Task objective: Repeat the entries that follow verbatim, without any of their pictures.

Dataset records:
# # # #
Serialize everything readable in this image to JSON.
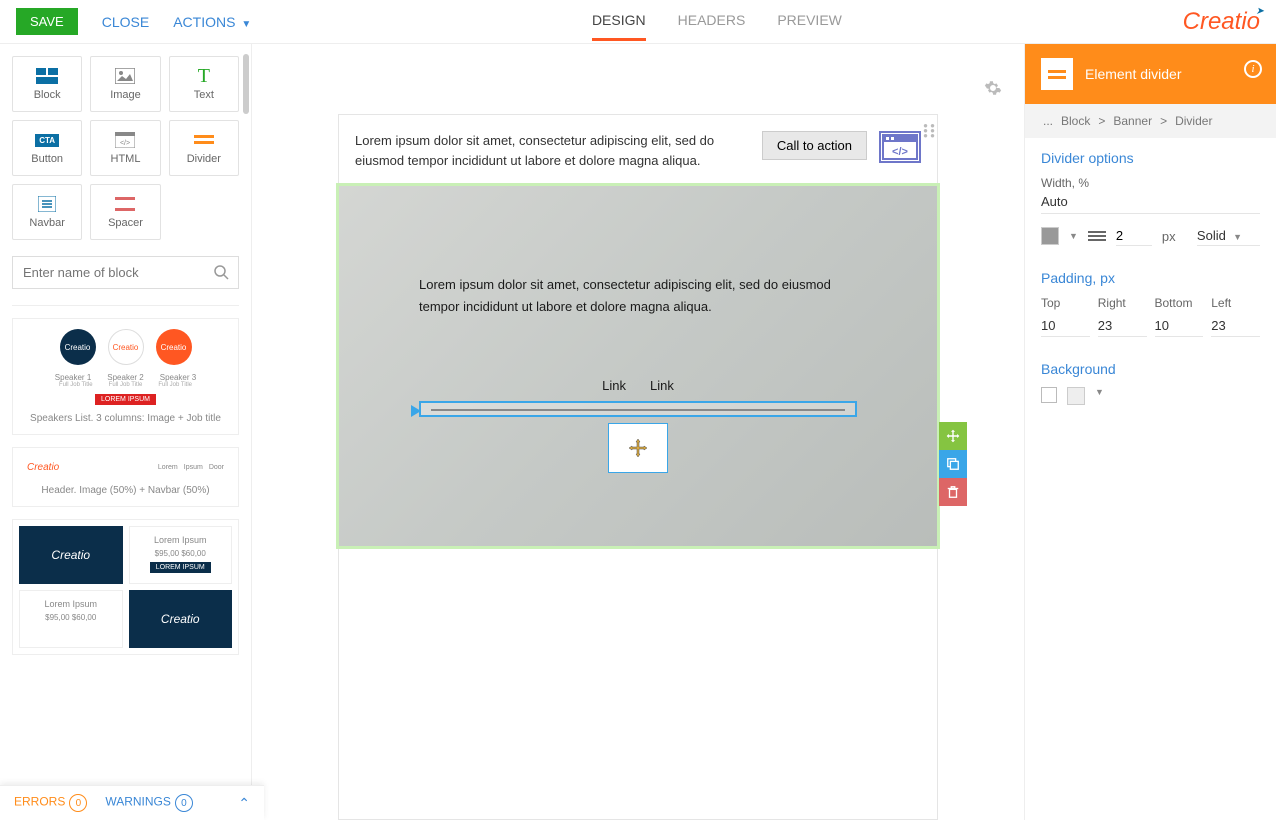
{
  "topbar": {
    "save": "SAVE",
    "close": "CLOSE",
    "actions": "ACTIONS"
  },
  "tabs": {
    "design": "DESIGN",
    "headers": "HEADERS",
    "preview": "PREVIEW"
  },
  "logo": "Creatio",
  "elements": {
    "block": "Block",
    "image": "Image",
    "text": "Text",
    "button": "Button",
    "html": "HTML",
    "divider": "Divider",
    "navbar": "Navbar",
    "spacer": "Spacer"
  },
  "search_placeholder": "Enter name of block",
  "blocks": {
    "speakers_caption": "Speakers List. 3 columns: Image + Job title",
    "speaker_labels": [
      "Speaker 1",
      "Speaker 2",
      "Speaker 3"
    ],
    "job": "Full Job Title",
    "lorem_btn": "LOREM IPSUM",
    "header_caption": "Header. Image (50%) + Navbar (50%)",
    "nav": [
      "Lorem",
      "Ipsum",
      "Door"
    ],
    "lorem": "Lorem Ipsum",
    "price": "$95,00 $60,00"
  },
  "canvas": {
    "p1": "Lorem ipsum dolor sit amet, consectetur adipiscing elit, sed do eiusmod tempor incididunt ut labore et dolore magna aliqua.",
    "cta": "Call to action",
    "p2": "Lorem ipsum dolor sit amet, consectetur adipiscing elit, sed do eiusmod tempor incididunt ut labore et dolore magna aliqua.",
    "link": "Link"
  },
  "rpanel": {
    "title": "Element divider",
    "crumb": {
      "block": "Block",
      "banner": "Banner",
      "divider": "Divider",
      "dots": "..."
    },
    "opts": "Divider options",
    "width_lbl": "Width, %",
    "width_val": "Auto",
    "thickness": "2",
    "unit": "px",
    "style": "Solid",
    "padding": "Padding, px",
    "pad": {
      "top_l": "Top",
      "right_l": "Right",
      "bottom_l": "Bottom",
      "left_l": "Left",
      "top": "10",
      "right": "23",
      "bottom": "10",
      "left": "23"
    },
    "bg": "Background"
  },
  "footer": {
    "errors": "ERRORS",
    "errors_n": "0",
    "warnings": "WARNINGS",
    "warnings_n": "0"
  }
}
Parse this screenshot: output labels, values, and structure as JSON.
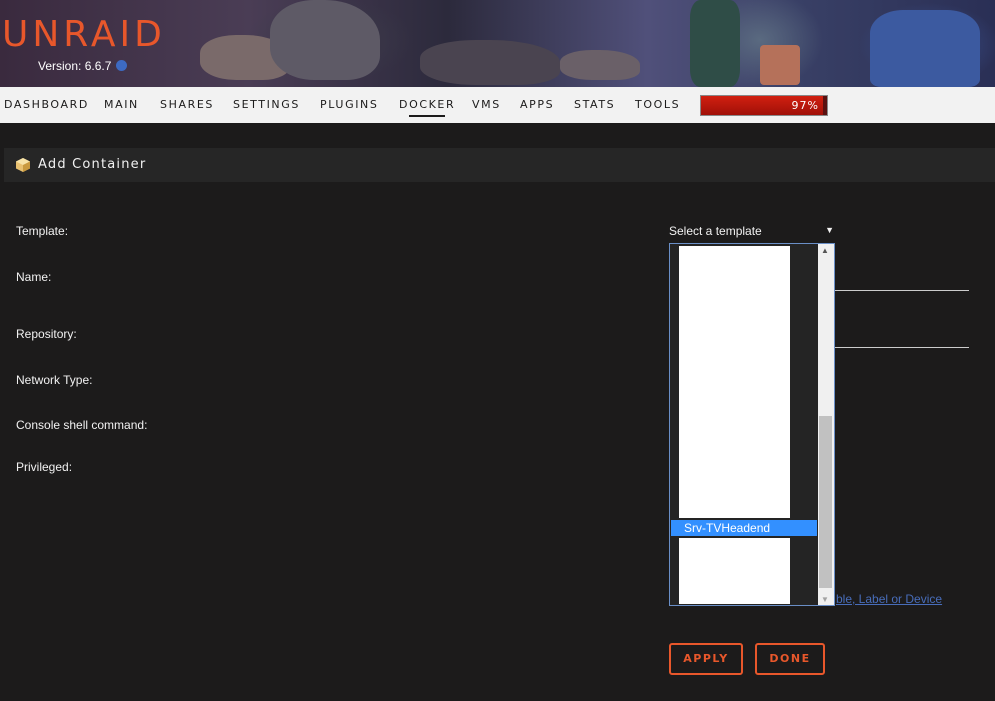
{
  "header": {
    "logo": "UNRAID",
    "version": "Version: 6.6.7"
  },
  "nav": {
    "items": [
      {
        "label": "DASHBOARD"
      },
      {
        "label": "MAIN"
      },
      {
        "label": "SHARES"
      },
      {
        "label": "SETTINGS"
      },
      {
        "label": "PLUGINS"
      },
      {
        "label": "DOCKER"
      },
      {
        "label": "VMS"
      },
      {
        "label": "APPS"
      },
      {
        "label": "STATS"
      },
      {
        "label": "TOOLS"
      }
    ],
    "active": "DOCKER",
    "usage": {
      "value": 97,
      "label": "97%"
    }
  },
  "section": {
    "title": "Add Container",
    "icon": "container-box-icon"
  },
  "form": {
    "labels": {
      "template": "Template:",
      "name": "Name:",
      "repository": "Repository:",
      "network_type": "Network Type:",
      "console": "Console shell command:",
      "privileged": "Privileged:"
    },
    "template_select": {
      "value": "Select a template",
      "highlighted_option": "Srv-TVHeadend"
    },
    "add_link": "ble, Label or Device"
  },
  "buttons": {
    "apply": "APPLY",
    "done": "DONE"
  },
  "colors": {
    "accent": "#e8572b",
    "selection": "#3390ff",
    "background": "#1c1b1b"
  }
}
# # # #
Solved problem:
Serialize everything readable in this image to JSON.
{
  "topbar": {
    "save": "SAVE",
    "close": "CLOSE",
    "actions": "ACTIONS"
  },
  "tabs": {
    "design": "DESIGN",
    "headers": "HEADERS",
    "preview": "PREVIEW"
  },
  "logo": "Creatio",
  "elements": {
    "block": "Block",
    "image": "Image",
    "text": "Text",
    "button": "Button",
    "html": "HTML",
    "divider": "Divider",
    "navbar": "Navbar",
    "spacer": "Spacer"
  },
  "search_placeholder": "Enter name of block",
  "blocks": {
    "speakers_caption": "Speakers List. 3 columns: Image + Job title",
    "speaker_labels": [
      "Speaker 1",
      "Speaker 2",
      "Speaker 3"
    ],
    "job": "Full Job Title",
    "lorem_btn": "LOREM IPSUM",
    "header_caption": "Header. Image (50%) + Navbar (50%)",
    "nav": [
      "Lorem",
      "Ipsum",
      "Door"
    ],
    "lorem": "Lorem Ipsum",
    "price": "$95,00 $60,00"
  },
  "canvas": {
    "p1": "Lorem ipsum dolor sit amet, consectetur adipiscing elit, sed do eiusmod tempor incididunt ut labore et dolore magna aliqua.",
    "cta": "Call to action",
    "p2": "Lorem ipsum dolor sit amet, consectetur adipiscing elit, sed do eiusmod tempor incididunt ut labore et dolore magna aliqua.",
    "link": "Link"
  },
  "rpanel": {
    "title": "Element divider",
    "crumb": {
      "block": "Block",
      "banner": "Banner",
      "divider": "Divider",
      "dots": "..."
    },
    "opts": "Divider options",
    "width_lbl": "Width, %",
    "width_val": "Auto",
    "thickness": "2",
    "unit": "px",
    "style": "Solid",
    "padding": "Padding, px",
    "pad": {
      "top_l": "Top",
      "right_l": "Right",
      "bottom_l": "Bottom",
      "left_l": "Left",
      "top": "10",
      "right": "23",
      "bottom": "10",
      "left": "23"
    },
    "bg": "Background"
  },
  "footer": {
    "errors": "ERRORS",
    "errors_n": "0",
    "warnings": "WARNINGS",
    "warnings_n": "0"
  }
}
Parse this screenshot: output labels, values, and structure as JSON.
{
  "header": {
    "logo": "UNRAID",
    "version": "Version: 6.6.7"
  },
  "nav": {
    "items": [
      {
        "label": "DASHBOARD"
      },
      {
        "label": "MAIN"
      },
      {
        "label": "SHARES"
      },
      {
        "label": "SETTINGS"
      },
      {
        "label": "PLUGINS"
      },
      {
        "label": "DOCKER"
      },
      {
        "label": "VMS"
      },
      {
        "label": "APPS"
      },
      {
        "label": "STATS"
      },
      {
        "label": "TOOLS"
      }
    ],
    "active": "DOCKER",
    "usage": {
      "value": 97,
      "label": "97%"
    }
  },
  "section": {
    "title": "Add Container",
    "icon": "container-box-icon"
  },
  "form": {
    "labels": {
      "template": "Template:",
      "name": "Name:",
      "repository": "Repository:",
      "network_type": "Network Type:",
      "console": "Console shell command:",
      "privileged": "Privileged:"
    },
    "template_select": {
      "value": "Select a template",
      "highlighted_option": "Srv-TVHeadend"
    },
    "add_link": "ble, Label or Device"
  },
  "buttons": {
    "apply": "APPLY",
    "done": "DONE"
  },
  "colors": {
    "accent": "#e8572b",
    "selection": "#3390ff",
    "background": "#1c1b1b"
  }
}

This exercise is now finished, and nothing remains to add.